Material supplied:
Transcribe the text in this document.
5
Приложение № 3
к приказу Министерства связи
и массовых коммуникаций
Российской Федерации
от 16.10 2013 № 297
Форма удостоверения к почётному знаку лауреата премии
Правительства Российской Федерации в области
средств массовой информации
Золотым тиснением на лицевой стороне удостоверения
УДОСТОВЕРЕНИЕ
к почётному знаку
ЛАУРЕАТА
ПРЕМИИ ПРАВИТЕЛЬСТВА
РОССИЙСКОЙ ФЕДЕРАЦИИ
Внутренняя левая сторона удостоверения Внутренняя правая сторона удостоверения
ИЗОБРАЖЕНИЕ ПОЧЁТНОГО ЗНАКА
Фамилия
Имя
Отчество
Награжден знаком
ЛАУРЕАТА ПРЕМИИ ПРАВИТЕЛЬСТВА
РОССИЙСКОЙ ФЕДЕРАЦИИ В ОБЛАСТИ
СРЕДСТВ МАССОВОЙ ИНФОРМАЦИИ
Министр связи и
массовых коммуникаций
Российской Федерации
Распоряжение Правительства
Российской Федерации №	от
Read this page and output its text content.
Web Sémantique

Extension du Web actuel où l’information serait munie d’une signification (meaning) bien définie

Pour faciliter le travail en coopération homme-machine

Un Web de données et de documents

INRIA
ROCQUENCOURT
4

Requirements: Find every line with the word "знаку" and state how many there are, with no other words.

Response to this task: 2